» Set problem: Retype all of the entries word for word.

╭──

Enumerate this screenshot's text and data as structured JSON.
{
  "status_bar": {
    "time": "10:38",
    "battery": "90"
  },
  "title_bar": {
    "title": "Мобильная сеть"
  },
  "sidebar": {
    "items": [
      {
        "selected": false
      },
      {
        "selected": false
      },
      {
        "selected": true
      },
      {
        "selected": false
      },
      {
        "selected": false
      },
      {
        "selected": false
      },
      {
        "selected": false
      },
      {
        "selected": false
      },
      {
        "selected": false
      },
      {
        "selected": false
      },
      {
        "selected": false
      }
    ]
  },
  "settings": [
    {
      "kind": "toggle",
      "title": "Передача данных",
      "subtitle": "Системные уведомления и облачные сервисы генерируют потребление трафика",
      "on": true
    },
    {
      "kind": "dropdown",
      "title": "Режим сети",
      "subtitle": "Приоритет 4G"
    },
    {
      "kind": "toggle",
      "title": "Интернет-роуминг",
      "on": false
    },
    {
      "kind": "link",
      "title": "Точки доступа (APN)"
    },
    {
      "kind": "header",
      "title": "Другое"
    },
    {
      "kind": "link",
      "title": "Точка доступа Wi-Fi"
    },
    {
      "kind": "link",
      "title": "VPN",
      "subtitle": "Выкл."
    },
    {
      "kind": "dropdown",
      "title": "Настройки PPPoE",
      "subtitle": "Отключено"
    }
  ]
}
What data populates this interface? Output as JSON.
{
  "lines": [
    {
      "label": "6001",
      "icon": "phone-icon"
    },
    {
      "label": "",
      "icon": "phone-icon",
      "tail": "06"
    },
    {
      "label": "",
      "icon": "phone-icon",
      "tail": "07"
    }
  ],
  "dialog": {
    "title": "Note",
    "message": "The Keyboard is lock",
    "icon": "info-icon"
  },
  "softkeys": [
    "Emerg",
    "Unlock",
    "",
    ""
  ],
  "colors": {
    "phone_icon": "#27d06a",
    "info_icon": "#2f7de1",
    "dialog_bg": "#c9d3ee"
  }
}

╰──

» Full output:
Enumerate this screenshot's text and data as structured JSON.
{
  "status_bar": {
    "time": "10:38",
    "battery": "90"
  },
  "title_bar": {
    "title": "Мобильная сеть"
  },
  "sidebar": {
    "items": [
      {
        "selected": false
      },
      {
        "selected": false
      },
      {
        "selected": true
      },
      {
        "selected": false
      },
      {
        "selected": false
      },
      {
        "selected": false
      },
      {
        "selected": false
      },
      {
        "selected": false
      },
      {
        "selected": false
      },
      {
        "selected": false
      },
      {
        "selected": false
      }
    ]
  },
  "settings": [
    {
      "kind": "toggle",
      "title": "Передача данных",
      "subtitle": "Системные уведомления и облачные сервисы генерируют потребление трафика",
      "on": true
    },
    {
      "kind": "dropdown",
      "title": "Режим сети",
      "subtitle": "Приоритет 4G"
    },
    {
      "kind": "toggle",
      "title": "Интернет-роуминг",
      "on": false
    },
    {
      "kind": "link",
      "title": "Точки доступа (APN)"
    },
    {
      "kind": "header",
      "title": "Другое"
    },
    {
      "kind": "link",
      "title": "Точка доступа Wi-Fi"
    },
    {
      "kind": "link",
      "title": "VPN",
      "subtitle": "Выкл."
    },
    {
      "kind": "dropdown",
      "title": "Настройки PPPoE",
      "subtitle": "Отключено"
    }
  ]
}
What data populates this interface? Output as JSON.
{
  "lines": [
    {
      "label": "6001",
      "icon": "phone-icon"
    },
    {
      "label": "",
      "icon": "phone-icon",
      "tail": "06"
    },
    {
      "label": "",
      "icon": "phone-icon",
      "tail": "07"
    }
  ],
  "dialog": {
    "title": "Note",
    "message": "The Keyboard is lock",
    "icon": "info-icon"
  },
  "softkeys": [
    "Emerg",
    "Unlock",
    "",
    ""
  ],
  "colors": {
    "phone_icon": "#27d06a",
    "info_icon": "#2f7de1",
    "dialog_bg": "#c9d3ee"
  }
}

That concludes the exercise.